» Items listed in a dataset:
====

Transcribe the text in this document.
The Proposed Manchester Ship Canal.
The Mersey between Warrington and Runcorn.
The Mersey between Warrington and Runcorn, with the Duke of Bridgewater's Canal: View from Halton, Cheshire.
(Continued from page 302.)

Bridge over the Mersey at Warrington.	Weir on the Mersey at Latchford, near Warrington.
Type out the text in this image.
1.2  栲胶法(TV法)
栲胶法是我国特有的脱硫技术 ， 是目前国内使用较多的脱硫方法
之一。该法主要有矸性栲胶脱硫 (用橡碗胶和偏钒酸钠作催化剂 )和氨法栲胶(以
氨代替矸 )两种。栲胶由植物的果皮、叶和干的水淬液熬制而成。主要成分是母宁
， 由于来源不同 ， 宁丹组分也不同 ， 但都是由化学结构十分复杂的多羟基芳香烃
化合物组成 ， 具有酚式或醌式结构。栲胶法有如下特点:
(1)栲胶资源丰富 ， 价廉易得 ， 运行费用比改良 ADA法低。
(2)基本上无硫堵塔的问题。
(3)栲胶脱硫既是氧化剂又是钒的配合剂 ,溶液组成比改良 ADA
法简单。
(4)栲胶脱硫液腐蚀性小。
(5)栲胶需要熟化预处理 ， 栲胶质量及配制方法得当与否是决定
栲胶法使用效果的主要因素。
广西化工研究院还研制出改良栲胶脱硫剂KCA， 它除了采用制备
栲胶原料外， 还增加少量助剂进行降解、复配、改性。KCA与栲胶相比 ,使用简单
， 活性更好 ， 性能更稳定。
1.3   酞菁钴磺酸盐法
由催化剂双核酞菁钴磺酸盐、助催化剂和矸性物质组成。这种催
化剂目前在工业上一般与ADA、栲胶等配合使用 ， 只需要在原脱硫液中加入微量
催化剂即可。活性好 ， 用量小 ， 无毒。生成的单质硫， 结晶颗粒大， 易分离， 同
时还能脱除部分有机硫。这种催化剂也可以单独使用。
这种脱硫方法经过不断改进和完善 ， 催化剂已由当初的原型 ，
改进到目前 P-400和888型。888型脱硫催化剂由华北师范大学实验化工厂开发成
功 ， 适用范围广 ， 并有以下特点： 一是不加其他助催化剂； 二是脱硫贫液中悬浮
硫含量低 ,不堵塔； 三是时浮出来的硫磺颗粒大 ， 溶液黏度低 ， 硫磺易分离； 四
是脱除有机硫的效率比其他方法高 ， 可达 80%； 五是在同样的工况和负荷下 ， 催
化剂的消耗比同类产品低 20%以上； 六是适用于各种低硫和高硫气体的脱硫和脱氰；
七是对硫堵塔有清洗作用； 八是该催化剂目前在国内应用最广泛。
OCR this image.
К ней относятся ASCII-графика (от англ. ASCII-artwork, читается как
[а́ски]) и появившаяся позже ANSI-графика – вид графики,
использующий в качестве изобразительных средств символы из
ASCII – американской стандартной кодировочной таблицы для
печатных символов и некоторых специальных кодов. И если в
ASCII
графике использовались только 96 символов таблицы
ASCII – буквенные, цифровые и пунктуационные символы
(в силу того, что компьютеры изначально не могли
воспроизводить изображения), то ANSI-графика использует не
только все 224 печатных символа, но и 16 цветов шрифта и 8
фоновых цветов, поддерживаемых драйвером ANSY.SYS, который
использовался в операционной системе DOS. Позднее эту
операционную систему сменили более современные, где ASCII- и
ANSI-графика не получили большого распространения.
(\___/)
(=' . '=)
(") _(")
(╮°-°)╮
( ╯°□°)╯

====

» DIRECTIVE: Copy out the full set of records precisely, leaving nothing out.

» TASK SOLUTION:
Transcribe the text in this document.
The Proposed Manchester Ship Canal.
The Mersey between Warrington and Runcorn.
The Mersey between Warrington and Runcorn, with the Duke of Bridgewater's Canal: View from Halton, Cheshire.
(Continued from page 302.)

Bridge over the Mersey at Warrington.	Weir on the Mersey at Latchford, near Warrington.
Type out the text in this image.
1.2  栲胶法(TV法)
栲胶法是我国特有的脱硫技术 ， 是目前国内使用较多的脱硫方法
之一。该法主要有矸性栲胶脱硫 (用橡碗胶和偏钒酸钠作催化剂 )和氨法栲胶(以
氨代替矸 )两种。栲胶由植物的果皮、叶和干的水淬液熬制而成。主要成分是母宁
， 由于来源不同 ， 宁丹组分也不同 ， 但都是由化学结构十分复杂的多羟基芳香烃
化合物组成 ， 具有酚式或醌式结构。栲胶法有如下特点:
(1)栲胶资源丰富 ， 价廉易得 ， 运行费用比改良 ADA法低。
(2)基本上无硫堵塔的问题。
(3)栲胶脱硫既是氧化剂又是钒的配合剂 ,溶液组成比改良 ADA
法简单。
(4)栲胶脱硫液腐蚀性小。
(5)栲胶需要熟化预处理 ， 栲胶质量及配制方法得当与否是决定
栲胶法使用效果的主要因素。
广西化工研究院还研制出改良栲胶脱硫剂KCA， 它除了采用制备
栲胶原料外， 还增加少量助剂进行降解、复配、改性。KCA与栲胶相比 ,使用简单
， 活性更好 ， 性能更稳定。
1.3   酞菁钴磺酸盐法
由催化剂双核酞菁钴磺酸盐、助催化剂和矸性物质组成。这种催
化剂目前在工业上一般与ADA、栲胶等配合使用 ， 只需要在原脱硫液中加入微量
催化剂即可。活性好 ， 用量小 ， 无毒。生成的单质硫， 结晶颗粒大， 易分离， 同
时还能脱除部分有机硫。这种催化剂也可以单独使用。
这种脱硫方法经过不断改进和完善 ， 催化剂已由当初的原型 ，
改进到目前 P-400和888型。888型脱硫催化剂由华北师范大学实验化工厂开发成
功 ， 适用范围广 ， 并有以下特点： 一是不加其他助催化剂； 二是脱硫贫液中悬浮
硫含量低 ,不堵塔； 三是时浮出来的硫磺颗粒大 ， 溶液黏度低 ， 硫磺易分离； 四
是脱除有机硫的效率比其他方法高 ， 可达 80%； 五是在同样的工况和负荷下 ， 催
化剂的消耗比同类产品低 20%以上； 六是适用于各种低硫和高硫气体的脱硫和脱氰；
七是对硫堵塔有清洗作用； 八是该催化剂目前在国内应用最广泛。
OCR this image.
К ней относятся ASCII-графика (от англ. ASCII-artwork, читается как
[а́ски]) и появившаяся позже ANSI-графика – вид графики,
использующий в качестве изобразительных средств символы из
ASCII – американской стандартной кодировочной таблицы для
печатных символов и некоторых специальных кодов. И если в
ASCII
графике использовались только 96 символов таблицы
ASCII – буквенные, цифровые и пунктуационные символы
(в силу того, что компьютеры изначально не могли
воспроизводить изображения), то ANSI-графика использует не
только все 224 печатных символа, но и 16 цветов шрифта и 8
фоновых цветов, поддерживаемых драйвером ANSY.SYS, который
использовался в операционной системе DOS. Позднее эту
операционную систему сменили более современные, где ASCII- и
ANSI-графика не получили большого распространения.
(\___/)
(=' . '=)
(") _(")
(╮°-°)╮
( ╯°□°)╯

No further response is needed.